*Excerpt to read*.
Note the works in question don't necessarily have to have been published in 2006. You just have to have engaged with them then—and not necessarily for the first time.

I'm naturally as leery as the rest of you when it comes to the simplicity and sucker's game of lists, yet think this one might serve us all well, both by bringing to our attention works that might otherwise be overlooked, and by generating a resource for readers and writers searching for texts The New York Times Book Review would like to pretend don't exist.

14 comments:

mark wallace said...

I just finished reading Patrick Ourednik's book Europeana: A Brief History of the 29th Century (first translated into English in 2005), and whether you call it a novel or what-all-else it's an amazing book, a deadpan satirical recitation of 100 years of atrocities and foolishness-cloaked-as-wisdom that left me both laughing and stunned. I had the sort of unpleasant realization one has when reading a book you would have loved to have written but know you never could have. I really can't recommend it highly enough.

*Goals*.
1) Could you restate word for word the part of the reading-list post that opens with the words containing "I just finished" and closes with "it highly enough."?
2) Can you take the reading-list post further, picking up right after its last sentence?
The rows after this post come from a separate source.

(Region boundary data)

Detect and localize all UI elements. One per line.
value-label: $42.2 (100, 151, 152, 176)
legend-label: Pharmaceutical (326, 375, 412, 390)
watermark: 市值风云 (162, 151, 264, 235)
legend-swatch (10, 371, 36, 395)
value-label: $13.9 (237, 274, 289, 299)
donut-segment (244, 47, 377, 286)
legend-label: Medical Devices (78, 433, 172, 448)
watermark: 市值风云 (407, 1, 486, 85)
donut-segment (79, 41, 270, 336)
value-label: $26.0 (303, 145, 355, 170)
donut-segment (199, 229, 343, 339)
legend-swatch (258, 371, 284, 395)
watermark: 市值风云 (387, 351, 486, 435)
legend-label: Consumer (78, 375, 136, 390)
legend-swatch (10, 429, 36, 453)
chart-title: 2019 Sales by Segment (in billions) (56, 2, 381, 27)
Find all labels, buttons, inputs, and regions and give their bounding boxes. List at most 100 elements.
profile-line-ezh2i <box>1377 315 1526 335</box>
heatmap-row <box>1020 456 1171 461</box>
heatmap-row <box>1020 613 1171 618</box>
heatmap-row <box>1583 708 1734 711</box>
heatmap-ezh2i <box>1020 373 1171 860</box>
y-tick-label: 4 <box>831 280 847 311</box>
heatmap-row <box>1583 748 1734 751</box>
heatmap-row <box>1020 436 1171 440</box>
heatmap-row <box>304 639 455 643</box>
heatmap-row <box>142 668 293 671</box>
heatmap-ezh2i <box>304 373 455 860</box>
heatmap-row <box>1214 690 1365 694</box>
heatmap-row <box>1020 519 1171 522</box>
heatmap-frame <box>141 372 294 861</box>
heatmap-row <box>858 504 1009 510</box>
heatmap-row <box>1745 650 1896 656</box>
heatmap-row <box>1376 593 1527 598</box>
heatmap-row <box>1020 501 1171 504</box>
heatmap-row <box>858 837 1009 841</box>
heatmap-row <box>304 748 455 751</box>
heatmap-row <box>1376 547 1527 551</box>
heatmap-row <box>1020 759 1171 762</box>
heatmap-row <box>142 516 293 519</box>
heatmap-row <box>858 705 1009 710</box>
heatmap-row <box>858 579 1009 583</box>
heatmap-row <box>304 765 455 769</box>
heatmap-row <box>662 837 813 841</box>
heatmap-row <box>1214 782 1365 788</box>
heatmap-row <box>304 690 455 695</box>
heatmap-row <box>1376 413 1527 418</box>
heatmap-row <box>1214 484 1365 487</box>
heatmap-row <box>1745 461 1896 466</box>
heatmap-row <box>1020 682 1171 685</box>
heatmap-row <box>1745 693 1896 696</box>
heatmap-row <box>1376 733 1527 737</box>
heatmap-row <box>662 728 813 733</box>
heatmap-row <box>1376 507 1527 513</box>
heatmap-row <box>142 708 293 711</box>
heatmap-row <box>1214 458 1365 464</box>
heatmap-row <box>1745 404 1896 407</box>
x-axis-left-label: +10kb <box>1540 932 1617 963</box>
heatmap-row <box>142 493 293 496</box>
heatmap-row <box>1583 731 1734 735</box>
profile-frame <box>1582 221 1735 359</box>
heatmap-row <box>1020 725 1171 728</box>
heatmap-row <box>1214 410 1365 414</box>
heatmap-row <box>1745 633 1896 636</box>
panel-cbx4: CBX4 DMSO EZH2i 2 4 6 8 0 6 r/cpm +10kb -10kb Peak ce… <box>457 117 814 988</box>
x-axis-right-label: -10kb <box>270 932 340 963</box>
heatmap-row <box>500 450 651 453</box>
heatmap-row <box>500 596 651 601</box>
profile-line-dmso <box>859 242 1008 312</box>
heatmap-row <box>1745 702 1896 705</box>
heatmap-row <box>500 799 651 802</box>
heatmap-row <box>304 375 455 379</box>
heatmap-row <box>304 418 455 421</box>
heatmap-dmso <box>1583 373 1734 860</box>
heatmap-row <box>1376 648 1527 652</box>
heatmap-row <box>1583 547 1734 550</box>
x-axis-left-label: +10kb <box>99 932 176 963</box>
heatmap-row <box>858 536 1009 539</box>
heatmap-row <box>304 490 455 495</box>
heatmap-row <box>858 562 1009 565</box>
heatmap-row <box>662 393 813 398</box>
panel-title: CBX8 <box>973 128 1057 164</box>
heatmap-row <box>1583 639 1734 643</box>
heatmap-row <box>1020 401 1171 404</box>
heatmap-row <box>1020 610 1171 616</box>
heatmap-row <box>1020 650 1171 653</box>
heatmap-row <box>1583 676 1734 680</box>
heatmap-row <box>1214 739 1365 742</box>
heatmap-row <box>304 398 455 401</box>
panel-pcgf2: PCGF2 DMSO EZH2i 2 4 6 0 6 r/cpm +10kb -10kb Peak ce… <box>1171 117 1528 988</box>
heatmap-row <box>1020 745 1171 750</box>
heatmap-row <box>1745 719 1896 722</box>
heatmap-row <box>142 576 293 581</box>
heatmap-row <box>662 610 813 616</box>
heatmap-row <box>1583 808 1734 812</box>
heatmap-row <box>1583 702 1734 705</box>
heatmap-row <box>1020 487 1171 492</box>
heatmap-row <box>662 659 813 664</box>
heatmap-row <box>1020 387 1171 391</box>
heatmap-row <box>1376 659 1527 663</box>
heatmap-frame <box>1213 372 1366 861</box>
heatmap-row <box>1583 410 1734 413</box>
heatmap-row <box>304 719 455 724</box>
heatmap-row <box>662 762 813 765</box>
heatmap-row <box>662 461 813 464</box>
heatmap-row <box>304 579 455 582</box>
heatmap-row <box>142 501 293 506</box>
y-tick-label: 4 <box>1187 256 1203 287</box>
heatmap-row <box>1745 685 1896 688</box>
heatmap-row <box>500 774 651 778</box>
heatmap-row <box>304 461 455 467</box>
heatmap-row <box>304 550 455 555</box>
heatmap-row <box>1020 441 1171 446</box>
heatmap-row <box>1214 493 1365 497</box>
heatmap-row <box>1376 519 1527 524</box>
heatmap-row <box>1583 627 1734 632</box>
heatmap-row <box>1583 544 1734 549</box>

*Answers in order*.
1)
I just finished reading Patrick Ourednik's book Europeana: A Brief History of the 29th Century (first translated into English in 2005), and whether you call it a novel or what-all-else it's an amazing book, a deadpan satirical recitation of 100 years of atrocities and foolishness-cloaked-as-wisdom that left me both laughing and stunned. I had the sort of unpleasant realization one has when reading a book you would have loved to have written but know you never could have. I really can't recommend it highly enough.

2)
Anonymous said...

I just read the first of the 4 pieces that make up Yoko Tawada's The Bridegroom was A Dog. I'm so happy. It's bawdy and smart and just so fun to read. I'm planning to teach it pronto. Great little pictures by ryujo watanabe come with it. Yrs, Lucy Corin

jdeshell said...

Quickly,
This has been a great year for fiction:

Lynne Tillman's American Genius
I read this in ms a year or so ago, and it is a work of. . .

Laird Hunt's The Exquisite
Loved this. Again, like the Tillman, appropriately titled

Brian Evanson's The Open Curtain
Creepy.

Kate Bernheimer's The Complete Tales of Merry Gold
Beautiful.

Marcia Douglas, Notes from a Writer's Book of Curses and Spells
Smart, tough and magical

And a book I'm reading and really liking now, albeit a bit late, is Noy Holland's What Begins with Bird

I'm very glad Ted Pelton's Malcolm and Jack is out.

And Frank. And The Bird has Gone. And Complexities of Intimacy. And Frances Johnson. And I'm sure I'm forgetting something. Everything. Salad days indeed.
Jeffrey

blonde said...

francis johnson.

nietzsche's kisses.

vas.

the book of portraiture.

american genius.

the exquisite.

a gesture through time.

frank.

my sister's continent.

the garbageman and the prostitute.

for me there were no other books.

period.

lidia.

Ted Pelton said...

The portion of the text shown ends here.